## WRITTEN EXERCISE
Look through the data for the string "الذي". Copy every line where it is found.

# start of RECORD EXCERPTS

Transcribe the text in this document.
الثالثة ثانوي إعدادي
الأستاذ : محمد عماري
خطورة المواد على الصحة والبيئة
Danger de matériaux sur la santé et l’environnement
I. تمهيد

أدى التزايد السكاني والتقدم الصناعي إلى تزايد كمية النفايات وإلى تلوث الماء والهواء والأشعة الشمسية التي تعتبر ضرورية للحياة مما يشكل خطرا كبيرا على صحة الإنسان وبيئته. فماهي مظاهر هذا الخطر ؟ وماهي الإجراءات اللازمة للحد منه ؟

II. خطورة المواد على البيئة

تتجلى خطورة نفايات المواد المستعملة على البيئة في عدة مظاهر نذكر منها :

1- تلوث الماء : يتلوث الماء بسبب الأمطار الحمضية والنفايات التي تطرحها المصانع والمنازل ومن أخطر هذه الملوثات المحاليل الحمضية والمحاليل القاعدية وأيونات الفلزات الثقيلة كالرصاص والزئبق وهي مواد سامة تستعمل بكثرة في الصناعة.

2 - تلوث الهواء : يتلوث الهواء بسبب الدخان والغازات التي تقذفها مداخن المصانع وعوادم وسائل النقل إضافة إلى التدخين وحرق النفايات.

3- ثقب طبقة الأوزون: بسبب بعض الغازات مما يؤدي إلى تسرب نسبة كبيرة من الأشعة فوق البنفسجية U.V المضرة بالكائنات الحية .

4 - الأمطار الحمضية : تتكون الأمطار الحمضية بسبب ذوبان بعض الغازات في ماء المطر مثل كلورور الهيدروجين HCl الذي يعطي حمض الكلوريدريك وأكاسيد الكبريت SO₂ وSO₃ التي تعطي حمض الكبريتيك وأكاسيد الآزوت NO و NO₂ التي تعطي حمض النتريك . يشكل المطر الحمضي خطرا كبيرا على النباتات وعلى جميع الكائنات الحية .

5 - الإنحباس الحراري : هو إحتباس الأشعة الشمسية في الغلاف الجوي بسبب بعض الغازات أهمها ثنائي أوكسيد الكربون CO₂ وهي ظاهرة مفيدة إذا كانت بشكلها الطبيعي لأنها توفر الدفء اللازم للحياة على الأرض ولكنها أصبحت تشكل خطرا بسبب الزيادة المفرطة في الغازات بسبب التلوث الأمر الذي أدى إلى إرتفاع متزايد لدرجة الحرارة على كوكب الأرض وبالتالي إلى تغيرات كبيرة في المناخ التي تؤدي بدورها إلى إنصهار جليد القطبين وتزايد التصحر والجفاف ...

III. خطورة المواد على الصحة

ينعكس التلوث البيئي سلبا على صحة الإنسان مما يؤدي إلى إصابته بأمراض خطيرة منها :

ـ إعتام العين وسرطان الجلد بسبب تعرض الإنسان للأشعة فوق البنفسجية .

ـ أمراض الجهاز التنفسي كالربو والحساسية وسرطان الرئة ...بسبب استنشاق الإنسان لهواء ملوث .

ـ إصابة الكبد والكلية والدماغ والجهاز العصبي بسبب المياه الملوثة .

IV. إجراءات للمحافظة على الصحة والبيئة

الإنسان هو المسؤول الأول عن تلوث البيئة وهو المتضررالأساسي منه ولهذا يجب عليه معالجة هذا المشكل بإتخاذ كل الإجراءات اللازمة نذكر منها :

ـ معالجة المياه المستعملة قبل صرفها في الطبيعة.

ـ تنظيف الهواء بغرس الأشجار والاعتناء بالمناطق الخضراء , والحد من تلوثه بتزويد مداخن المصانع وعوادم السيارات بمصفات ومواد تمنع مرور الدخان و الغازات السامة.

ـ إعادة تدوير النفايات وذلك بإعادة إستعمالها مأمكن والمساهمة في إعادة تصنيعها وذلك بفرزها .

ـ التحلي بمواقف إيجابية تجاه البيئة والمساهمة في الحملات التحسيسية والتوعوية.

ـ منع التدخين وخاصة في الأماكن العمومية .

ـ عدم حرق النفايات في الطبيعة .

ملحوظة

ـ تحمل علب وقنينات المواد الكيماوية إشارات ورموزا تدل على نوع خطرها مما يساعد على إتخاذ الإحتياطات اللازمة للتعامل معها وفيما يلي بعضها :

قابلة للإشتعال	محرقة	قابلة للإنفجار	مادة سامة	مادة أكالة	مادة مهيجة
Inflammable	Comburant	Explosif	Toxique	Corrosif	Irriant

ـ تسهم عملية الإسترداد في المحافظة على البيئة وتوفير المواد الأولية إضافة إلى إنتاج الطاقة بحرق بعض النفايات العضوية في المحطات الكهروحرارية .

# end of RECORD EXCERPTS

## WORKED SOLUTION
4 - الأمطار الحمضية : تتكون الأمطار الحمضية بسبب ذوبان بعض الغازات في ماء المطر مثل كلورور الهيدروجين HCl الذي يعطي حمض الكلوريدريك وأكاسيد الكبريت SO₂ وSO₃ التي تعطي حمض الكبريتيك وأكاسيد الآزوت NO و NO₂ التي تعطي حمض النتريك . يشكل المطر الحمضي خطرا كبيرا على النباتات وعلى جميع الكائنات الحية .
5 - الإنحباس الحراري : هو إحتباس الأشعة الشمسية في الغلاف الجوي بسبب بعض الغازات أهمها ثنائي أوكسيد الكربون CO₂ وهي ظاهرة مفيدة إذا كانت بشكلها الطبيعي لأنها توفر الدفء اللازم للحياة على الأرض ولكنها أصبحت تشكل خطرا بسبب الزيادة المفرطة في الغازات بسبب التلوث الأمر الذي أدى إلى إرتفاع متزايد لدرجة الحرارة على كوكب الأرض وبالتالي إلى تغيرات كبيرة في المناخ التي تؤدي بدورها إلى إنصهار جليد القطبين وتزايد التصحر والجفاف ...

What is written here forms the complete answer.